◆ Saved entries:
■ ■ ■ ■ ■

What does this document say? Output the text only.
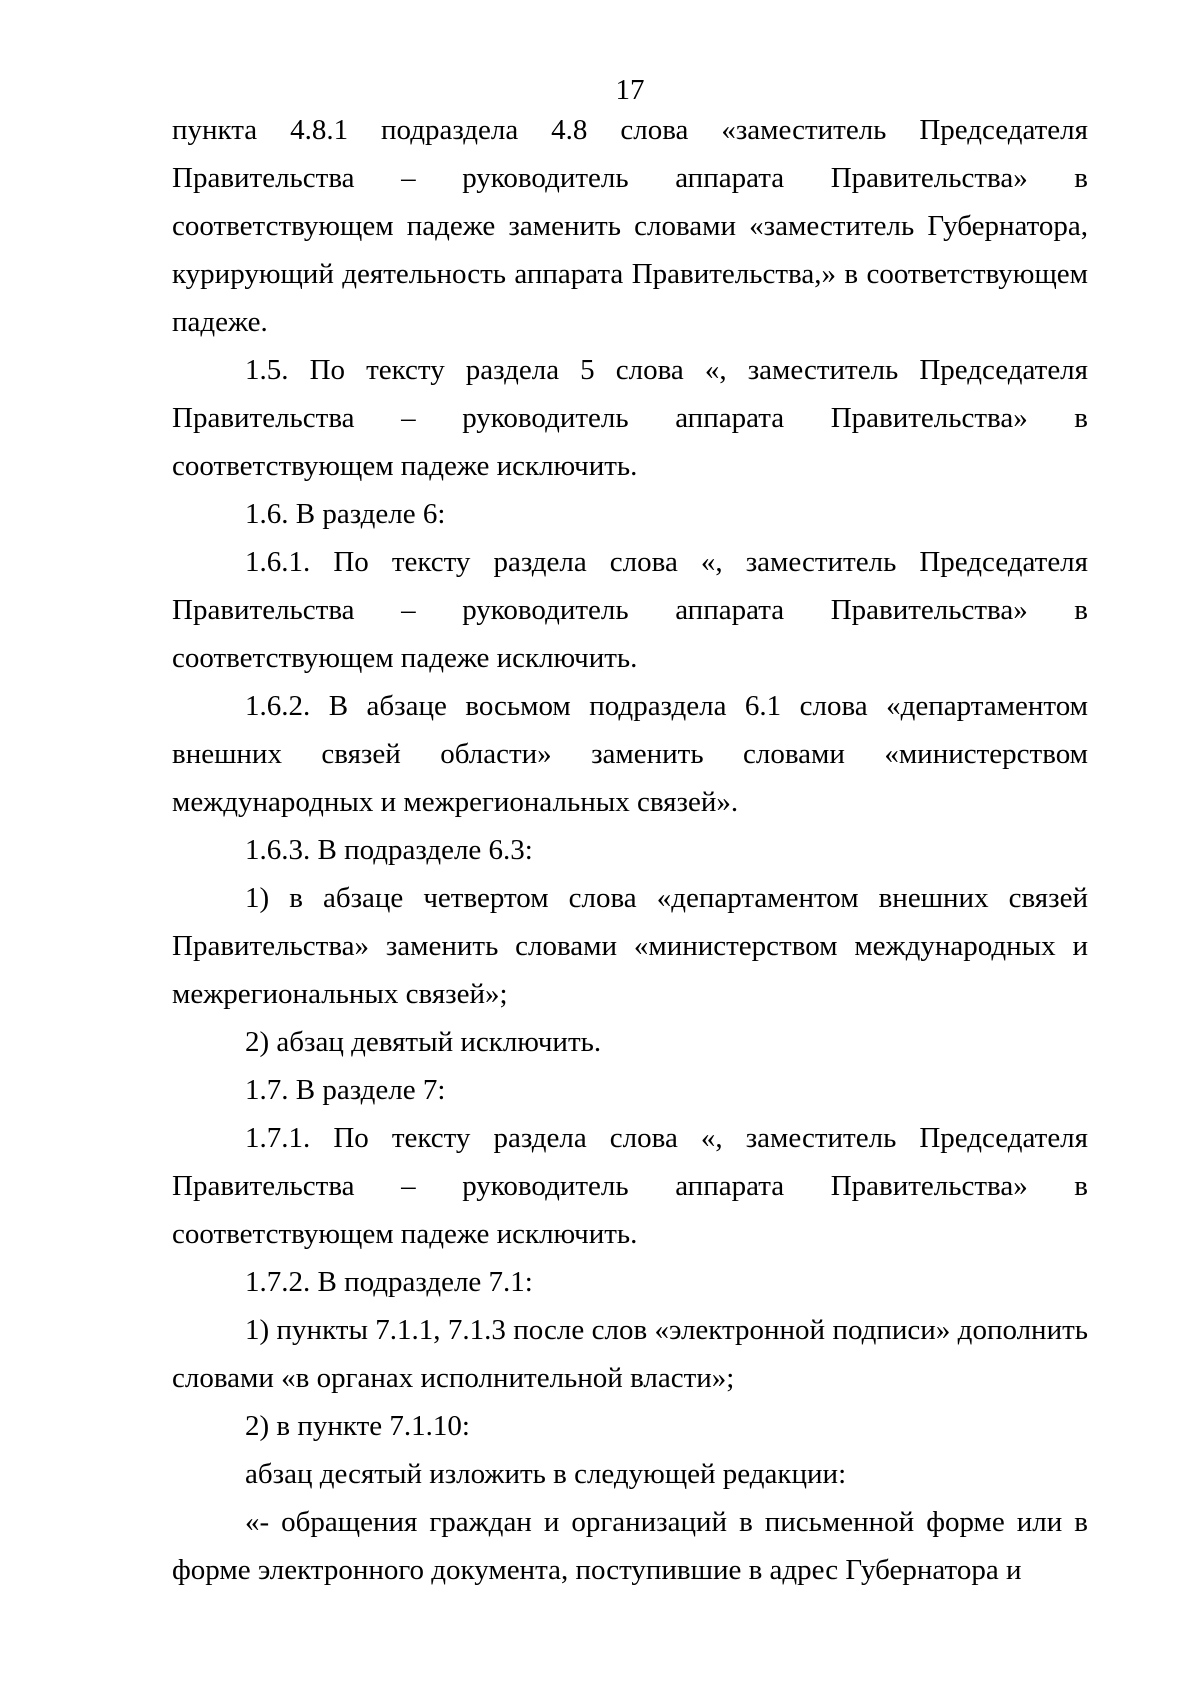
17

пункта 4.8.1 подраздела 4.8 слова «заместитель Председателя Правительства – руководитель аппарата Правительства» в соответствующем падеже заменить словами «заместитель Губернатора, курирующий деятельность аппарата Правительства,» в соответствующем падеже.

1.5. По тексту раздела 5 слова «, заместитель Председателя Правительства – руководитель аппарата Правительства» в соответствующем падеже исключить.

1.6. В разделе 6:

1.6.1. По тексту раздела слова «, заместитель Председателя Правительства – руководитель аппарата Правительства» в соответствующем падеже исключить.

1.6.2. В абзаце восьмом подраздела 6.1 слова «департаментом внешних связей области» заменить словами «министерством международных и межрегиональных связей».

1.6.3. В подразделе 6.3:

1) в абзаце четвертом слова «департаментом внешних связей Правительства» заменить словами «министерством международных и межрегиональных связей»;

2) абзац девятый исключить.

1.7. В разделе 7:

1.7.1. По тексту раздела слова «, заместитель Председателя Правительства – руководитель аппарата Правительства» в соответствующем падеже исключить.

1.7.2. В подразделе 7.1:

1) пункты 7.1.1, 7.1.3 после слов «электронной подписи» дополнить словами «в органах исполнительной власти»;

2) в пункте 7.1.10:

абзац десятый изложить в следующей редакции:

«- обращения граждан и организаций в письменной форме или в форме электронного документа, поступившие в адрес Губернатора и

■ ■ ■ ■ ■

◆ STATED TASK: Write out each entry exactly as given, omitting any picture.

◆ TASK SOLUTION:
What does this document say? Output the text only.
17

пункта 4.8.1 подраздела 4.8 слова «заместитель Председателя Правительства – руководитель аппарата Правительства» в соответствующем падеже заменить словами «заместитель Губернатора, курирующий деятельность аппарата Правительства,» в соответствующем падеже.

1.5. По тексту раздела 5 слова «, заместитель Председателя Правительства – руководитель аппарата Правительства» в соответствующем падеже исключить.

1.6. В разделе 6:

1.6.1. По тексту раздела слова «, заместитель Председателя Правительства – руководитель аппарата Правительства» в соответствующем падеже исключить.

1.6.2. В абзаце восьмом подраздела 6.1 слова «департаментом внешних связей области» заменить словами «министерством международных и межрегиональных связей».

1.6.3. В подразделе 6.3:

1) в абзаце четвертом слова «департаментом внешних связей Правительства» заменить словами «министерством международных и межрегиональных связей»;

2) абзац девятый исключить.

1.7. В разделе 7:

1.7.1. По тексту раздела слова «, заместитель Председателя Правительства – руководитель аппарата Правительства» в соответствующем падеже исключить.

1.7.2. В подразделе 7.1:

1) пункты 7.1.1, 7.1.3 после слов «электронной подписи» дополнить словами «в органах исполнительной власти»;

2) в пункте 7.1.10:

абзац десятый изложить в следующей редакции:

«- обращения граждан и организаций в письменной форме или в форме электронного документа, поступившие в адрес Губернатора и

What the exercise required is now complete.